Directive: State the number of lines where "point" appears. Add nothing else.

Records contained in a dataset
********

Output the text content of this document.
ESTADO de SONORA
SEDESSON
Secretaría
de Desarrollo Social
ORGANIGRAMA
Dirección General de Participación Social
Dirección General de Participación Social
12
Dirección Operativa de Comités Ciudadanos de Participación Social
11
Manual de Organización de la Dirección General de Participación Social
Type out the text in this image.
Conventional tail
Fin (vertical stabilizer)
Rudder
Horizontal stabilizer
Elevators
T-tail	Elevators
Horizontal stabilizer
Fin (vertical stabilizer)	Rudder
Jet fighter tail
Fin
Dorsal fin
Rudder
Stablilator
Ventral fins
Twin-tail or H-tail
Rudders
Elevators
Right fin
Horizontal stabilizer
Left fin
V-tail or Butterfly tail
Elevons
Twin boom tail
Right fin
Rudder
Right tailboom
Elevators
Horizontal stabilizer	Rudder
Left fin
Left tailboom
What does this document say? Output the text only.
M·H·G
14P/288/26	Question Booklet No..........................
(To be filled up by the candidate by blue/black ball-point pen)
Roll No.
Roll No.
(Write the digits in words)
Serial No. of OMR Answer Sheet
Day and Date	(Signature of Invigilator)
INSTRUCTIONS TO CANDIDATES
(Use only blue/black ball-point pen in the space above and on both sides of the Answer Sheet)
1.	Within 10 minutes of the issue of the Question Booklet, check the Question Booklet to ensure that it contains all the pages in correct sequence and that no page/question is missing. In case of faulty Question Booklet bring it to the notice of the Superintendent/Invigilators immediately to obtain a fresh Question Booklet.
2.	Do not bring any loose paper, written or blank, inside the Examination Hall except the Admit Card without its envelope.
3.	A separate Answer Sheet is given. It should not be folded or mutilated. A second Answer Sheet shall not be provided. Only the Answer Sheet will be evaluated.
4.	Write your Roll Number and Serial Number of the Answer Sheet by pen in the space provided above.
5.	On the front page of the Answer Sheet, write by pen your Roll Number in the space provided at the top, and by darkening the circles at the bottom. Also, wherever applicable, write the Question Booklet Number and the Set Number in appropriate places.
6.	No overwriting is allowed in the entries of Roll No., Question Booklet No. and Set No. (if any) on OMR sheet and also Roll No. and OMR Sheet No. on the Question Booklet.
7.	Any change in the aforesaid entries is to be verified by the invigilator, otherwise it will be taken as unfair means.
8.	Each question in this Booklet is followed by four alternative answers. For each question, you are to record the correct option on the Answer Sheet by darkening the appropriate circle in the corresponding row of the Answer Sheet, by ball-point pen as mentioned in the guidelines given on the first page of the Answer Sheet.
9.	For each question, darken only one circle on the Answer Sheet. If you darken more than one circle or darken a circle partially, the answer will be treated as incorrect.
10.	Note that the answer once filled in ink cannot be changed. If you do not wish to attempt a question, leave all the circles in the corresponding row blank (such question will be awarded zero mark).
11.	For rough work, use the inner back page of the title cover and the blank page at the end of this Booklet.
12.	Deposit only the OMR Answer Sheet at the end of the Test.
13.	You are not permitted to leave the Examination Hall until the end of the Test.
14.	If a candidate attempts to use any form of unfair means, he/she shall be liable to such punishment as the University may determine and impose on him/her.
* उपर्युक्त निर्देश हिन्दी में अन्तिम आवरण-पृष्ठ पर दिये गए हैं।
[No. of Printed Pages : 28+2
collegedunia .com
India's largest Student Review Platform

********

Reply to the task: 3